** begin **

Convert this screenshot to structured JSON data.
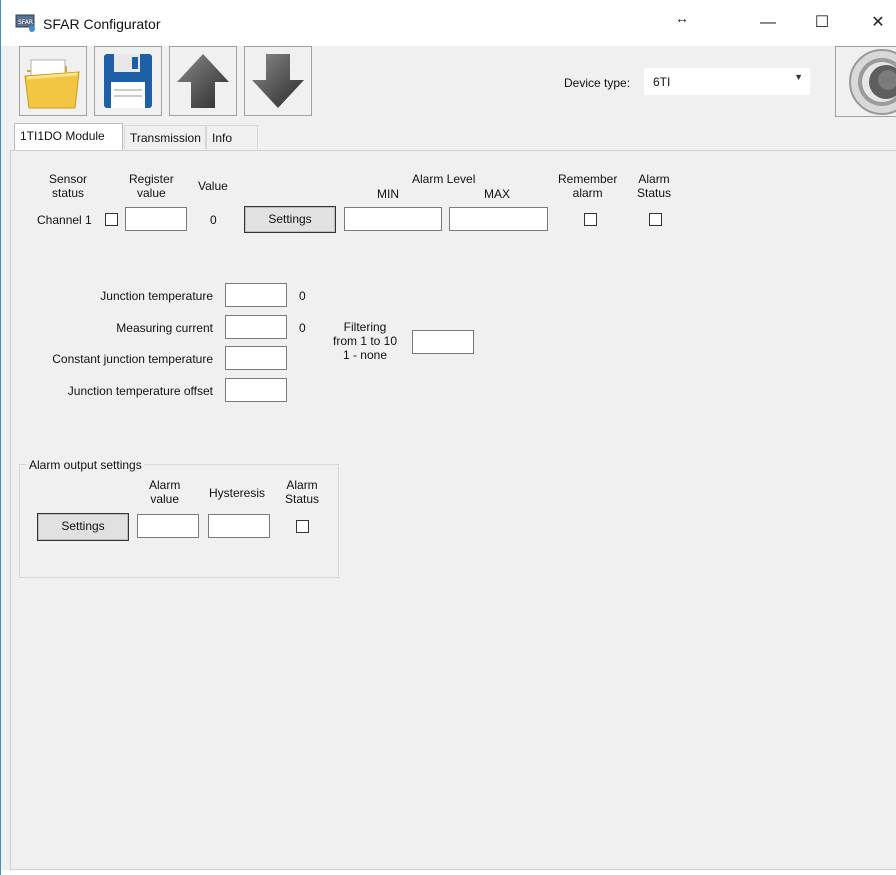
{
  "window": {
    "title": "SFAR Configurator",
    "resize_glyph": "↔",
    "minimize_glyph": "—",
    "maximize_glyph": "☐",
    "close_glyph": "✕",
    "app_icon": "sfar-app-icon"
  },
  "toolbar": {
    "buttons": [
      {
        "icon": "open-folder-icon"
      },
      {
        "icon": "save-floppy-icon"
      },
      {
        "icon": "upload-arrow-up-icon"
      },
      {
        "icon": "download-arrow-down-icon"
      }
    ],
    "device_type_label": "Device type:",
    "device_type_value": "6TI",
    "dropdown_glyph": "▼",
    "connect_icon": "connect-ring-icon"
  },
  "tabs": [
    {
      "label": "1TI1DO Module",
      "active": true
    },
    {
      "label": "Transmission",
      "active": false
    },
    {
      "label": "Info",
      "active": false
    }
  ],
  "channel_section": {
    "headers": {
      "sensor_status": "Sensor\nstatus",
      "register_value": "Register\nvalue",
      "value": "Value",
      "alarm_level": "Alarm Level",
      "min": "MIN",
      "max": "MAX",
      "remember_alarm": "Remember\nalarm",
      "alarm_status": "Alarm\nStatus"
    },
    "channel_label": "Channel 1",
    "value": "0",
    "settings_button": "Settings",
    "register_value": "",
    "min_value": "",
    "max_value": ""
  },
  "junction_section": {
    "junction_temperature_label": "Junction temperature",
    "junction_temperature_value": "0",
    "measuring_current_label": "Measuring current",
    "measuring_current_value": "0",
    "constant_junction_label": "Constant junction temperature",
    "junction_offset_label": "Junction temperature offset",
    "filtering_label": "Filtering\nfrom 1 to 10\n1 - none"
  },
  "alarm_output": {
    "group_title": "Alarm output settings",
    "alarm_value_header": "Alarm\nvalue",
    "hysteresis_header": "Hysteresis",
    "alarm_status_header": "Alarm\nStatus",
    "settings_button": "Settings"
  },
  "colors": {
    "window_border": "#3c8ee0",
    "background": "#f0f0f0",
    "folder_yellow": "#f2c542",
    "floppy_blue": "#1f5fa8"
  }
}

** end **

■ What you are asked to do
Retype all entries exactly as they appear, dropping the images.

■ Task answer
Convert this screenshot to structured JSON data.
{
  "window": {
    "title": "SFAR Configurator",
    "resize_glyph": "↔",
    "minimize_glyph": "—",
    "maximize_glyph": "☐",
    "close_glyph": "✕",
    "app_icon": "sfar-app-icon"
  },
  "toolbar": {
    "buttons": [
      {
        "icon": "open-folder-icon"
      },
      {
        "icon": "save-floppy-icon"
      },
      {
        "icon": "upload-arrow-up-icon"
      },
      {
        "icon": "download-arrow-down-icon"
      }
    ],
    "device_type_label": "Device type:",
    "device_type_value": "6TI",
    "dropdown_glyph": "▼",
    "connect_icon": "connect-ring-icon"
  },
  "tabs": [
    {
      "label": "1TI1DO Module",
      "active": true
    },
    {
      "label": "Transmission",
      "active": false
    },
    {
      "label": "Info",
      "active": false
    }
  ],
  "channel_section": {
    "headers": {
      "sensor_status": "Sensor\nstatus",
      "register_value": "Register\nvalue",
      "value": "Value",
      "alarm_level": "Alarm Level",
      "min": "MIN",
      "max": "MAX",
      "remember_alarm": "Remember\nalarm",
      "alarm_status": "Alarm\nStatus"
    },
    "channel_label": "Channel 1",
    "value": "0",
    "settings_button": "Settings",
    "register_value": "",
    "min_value": "",
    "max_value": ""
  },
  "junction_section": {
    "junction_temperature_label": "Junction temperature",
    "junction_temperature_value": "0",
    "measuring_current_label": "Measuring current",
    "measuring_current_value": "0",
    "constant_junction_label": "Constant junction temperature",
    "junction_offset_label": "Junction temperature offset",
    "filtering_label": "Filtering\nfrom 1 to 10\n1 - none"
  },
  "alarm_output": {
    "group_title": "Alarm output settings",
    "alarm_value_header": "Alarm\nvalue",
    "hysteresis_header": "Hysteresis",
    "alarm_status_header": "Alarm\nStatus",
    "settings_button": "Settings"
  },
  "colors": {
    "window_border": "#3c8ee0",
    "background": "#f0f0f0",
    "folder_yellow": "#f2c542",
    "floppy_blue": "#1f5fa8"
  }
}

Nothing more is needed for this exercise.